» **What the task asks**
Write out every line of the records below without changing anything.

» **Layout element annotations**

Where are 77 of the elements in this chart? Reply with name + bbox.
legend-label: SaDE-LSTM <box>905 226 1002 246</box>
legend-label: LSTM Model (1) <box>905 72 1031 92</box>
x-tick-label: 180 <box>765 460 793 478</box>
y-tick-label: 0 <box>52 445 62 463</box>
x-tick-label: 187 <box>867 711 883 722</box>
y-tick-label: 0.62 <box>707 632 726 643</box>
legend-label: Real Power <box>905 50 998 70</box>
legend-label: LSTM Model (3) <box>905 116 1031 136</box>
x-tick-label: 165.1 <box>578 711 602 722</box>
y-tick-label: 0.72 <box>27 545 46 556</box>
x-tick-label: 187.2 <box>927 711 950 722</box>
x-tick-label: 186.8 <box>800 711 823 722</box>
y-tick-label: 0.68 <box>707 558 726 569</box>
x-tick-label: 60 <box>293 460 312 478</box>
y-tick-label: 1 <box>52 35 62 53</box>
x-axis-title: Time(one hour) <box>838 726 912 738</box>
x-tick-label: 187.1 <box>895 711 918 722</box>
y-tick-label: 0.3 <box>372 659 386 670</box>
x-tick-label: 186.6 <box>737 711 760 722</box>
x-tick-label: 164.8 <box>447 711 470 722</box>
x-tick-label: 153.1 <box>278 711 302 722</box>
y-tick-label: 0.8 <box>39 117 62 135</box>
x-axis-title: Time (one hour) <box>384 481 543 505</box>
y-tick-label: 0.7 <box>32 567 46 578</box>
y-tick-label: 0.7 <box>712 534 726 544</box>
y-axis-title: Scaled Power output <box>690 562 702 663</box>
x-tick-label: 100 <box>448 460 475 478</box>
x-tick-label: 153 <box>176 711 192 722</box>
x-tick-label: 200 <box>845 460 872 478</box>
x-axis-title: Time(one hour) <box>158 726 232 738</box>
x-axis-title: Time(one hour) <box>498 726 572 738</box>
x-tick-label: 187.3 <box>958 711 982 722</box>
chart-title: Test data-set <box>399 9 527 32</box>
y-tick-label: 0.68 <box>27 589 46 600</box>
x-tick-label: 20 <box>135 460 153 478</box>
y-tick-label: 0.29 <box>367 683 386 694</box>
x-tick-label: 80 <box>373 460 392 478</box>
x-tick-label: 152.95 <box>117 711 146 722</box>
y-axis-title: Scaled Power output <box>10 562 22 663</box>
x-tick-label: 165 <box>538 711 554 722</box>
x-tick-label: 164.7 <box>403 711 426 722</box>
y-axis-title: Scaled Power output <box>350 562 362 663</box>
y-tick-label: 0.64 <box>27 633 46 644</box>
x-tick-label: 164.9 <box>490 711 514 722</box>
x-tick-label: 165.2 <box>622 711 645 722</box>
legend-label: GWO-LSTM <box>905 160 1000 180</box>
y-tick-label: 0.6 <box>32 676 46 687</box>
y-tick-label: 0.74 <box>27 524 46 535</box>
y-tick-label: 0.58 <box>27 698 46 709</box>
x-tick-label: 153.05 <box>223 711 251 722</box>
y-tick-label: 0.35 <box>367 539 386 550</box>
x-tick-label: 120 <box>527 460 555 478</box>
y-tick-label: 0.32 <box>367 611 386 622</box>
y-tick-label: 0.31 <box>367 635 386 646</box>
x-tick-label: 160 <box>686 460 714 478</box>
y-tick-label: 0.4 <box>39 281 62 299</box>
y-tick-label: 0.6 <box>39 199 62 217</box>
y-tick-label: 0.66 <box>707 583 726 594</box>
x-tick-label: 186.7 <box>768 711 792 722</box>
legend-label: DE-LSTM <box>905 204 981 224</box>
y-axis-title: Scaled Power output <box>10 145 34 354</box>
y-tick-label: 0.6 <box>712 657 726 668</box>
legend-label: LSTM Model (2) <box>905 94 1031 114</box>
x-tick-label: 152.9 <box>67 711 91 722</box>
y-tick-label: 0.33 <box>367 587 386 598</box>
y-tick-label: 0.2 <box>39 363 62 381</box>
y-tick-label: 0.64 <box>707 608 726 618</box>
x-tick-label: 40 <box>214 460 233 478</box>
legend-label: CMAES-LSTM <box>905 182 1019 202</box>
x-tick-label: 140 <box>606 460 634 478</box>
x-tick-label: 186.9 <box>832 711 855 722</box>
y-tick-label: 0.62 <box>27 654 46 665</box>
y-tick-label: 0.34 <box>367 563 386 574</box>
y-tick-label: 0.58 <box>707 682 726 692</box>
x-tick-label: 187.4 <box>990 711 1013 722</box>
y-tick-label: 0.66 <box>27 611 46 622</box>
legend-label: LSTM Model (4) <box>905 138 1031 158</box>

» **Response to this exercise**
Where are 77 of the elements in this chart? Reply with name + bbox.
legend-label: SaDE-LSTM <box>905 226 1002 246</box>
legend-label: LSTM Model (1) <box>905 72 1031 92</box>
x-tick-label: 180 <box>765 460 793 478</box>
y-tick-label: 0 <box>52 445 62 463</box>
x-tick-label: 187 <box>867 711 883 722</box>
y-tick-label: 0.62 <box>707 632 726 643</box>
legend-label: Real Power <box>905 50 998 70</box>
legend-label: LSTM Model (3) <box>905 116 1031 136</box>
x-tick-label: 165.1 <box>578 711 602 722</box>
y-tick-label: 0.72 <box>27 545 46 556</box>
x-tick-label: 187.2 <box>927 711 950 722</box>
x-tick-label: 186.8 <box>800 711 823 722</box>
y-tick-label: 0.68 <box>707 558 726 569</box>
x-tick-label: 60 <box>293 460 312 478</box>
y-tick-label: 1 <box>52 35 62 53</box>
x-axis-title: Time(one hour) <box>838 726 912 738</box>
x-tick-label: 187.1 <box>895 711 918 722</box>
y-tick-label: 0.3 <box>372 659 386 670</box>
x-tick-label: 186.6 <box>737 711 760 722</box>
x-tick-label: 164.8 <box>447 711 470 722</box>
x-tick-label: 153.1 <box>278 711 302 722</box>
y-tick-label: 0.8 <box>39 117 62 135</box>
x-axis-title: Time (one hour) <box>384 481 543 505</box>
y-tick-label: 0.7 <box>32 567 46 578</box>
y-tick-label: 0.7 <box>712 534 726 544</box>
y-axis-title: Scaled Power output <box>690 562 702 663</box>
x-tick-label: 100 <box>448 460 475 478</box>
x-tick-label: 153 <box>176 711 192 722</box>
x-tick-label: 200 <box>845 460 872 478</box>
x-axis-title: Time(one hour) <box>158 726 232 738</box>
x-axis-title: Time(one hour) <box>498 726 572 738</box>
x-tick-label: 187.3 <box>958 711 982 722</box>
chart-title: Test data-set <box>399 9 527 32</box>
y-tick-label: 0.68 <box>27 589 46 600</box>
x-tick-label: 20 <box>135 460 153 478</box>
y-tick-label: 0.29 <box>367 683 386 694</box>
x-tick-label: 80 <box>373 460 392 478</box>
x-tick-label: 152.95 <box>117 711 146 722</box>
y-axis-title: Scaled Power output <box>10 562 22 663</box>
x-tick-label: 165 <box>538 711 554 722</box>
x-tick-label: 164.7 <box>403 711 426 722</box>
y-axis-title: Scaled Power output <box>350 562 362 663</box>
y-tick-label: 0.64 <box>27 633 46 644</box>
x-tick-label: 164.9 <box>490 711 514 722</box>
x-tick-label: 165.2 <box>622 711 645 722</box>
legend-label: GWO-LSTM <box>905 160 1000 180</box>
y-tick-label: 0.6 <box>32 676 46 687</box>
y-tick-label: 0.74 <box>27 524 46 535</box>
y-tick-label: 0.58 <box>27 698 46 709</box>
x-tick-label: 153.05 <box>223 711 251 722</box>
y-tick-label: 0.35 <box>367 539 386 550</box>
x-tick-label: 120 <box>527 460 555 478</box>
y-tick-label: 0.32 <box>367 611 386 622</box>
y-tick-label: 0.31 <box>367 635 386 646</box>
x-tick-label: 160 <box>686 460 714 478</box>
y-tick-label: 0.4 <box>39 281 62 299</box>
y-tick-label: 0.6 <box>39 199 62 217</box>
y-tick-label: 0.66 <box>707 583 726 594</box>
x-tick-label: 186.7 <box>768 711 792 722</box>
legend-label: DE-LSTM <box>905 204 981 224</box>
y-axis-title: Scaled Power output <box>10 145 34 354</box>
y-tick-label: 0.6 <box>712 657 726 668</box>
legend-label: LSTM Model (2) <box>905 94 1031 114</box>
x-tick-label: 152.9 <box>67 711 91 722</box>
y-tick-label: 0.33 <box>367 587 386 598</box>
y-tick-label: 0.2 <box>39 363 62 381</box>
y-tick-label: 0.64 <box>707 608 726 618</box>
x-tick-label: 40 <box>214 460 233 478</box>
legend-label: CMAES-LSTM <box>905 182 1019 202</box>
x-tick-label: 140 <box>606 460 634 478</box>
x-tick-label: 186.9 <box>832 711 855 722</box>
y-tick-label: 0.62 <box>27 654 46 665</box>
y-tick-label: 0.34 <box>367 563 386 574</box>
y-tick-label: 0.58 <box>707 682 726 692</box>
x-tick-label: 187.4 <box>990 711 1013 722</box>
y-tick-label: 0.66 <box>27 611 46 622</box>
legend-label: LSTM Model (4) <box>905 138 1031 158</box>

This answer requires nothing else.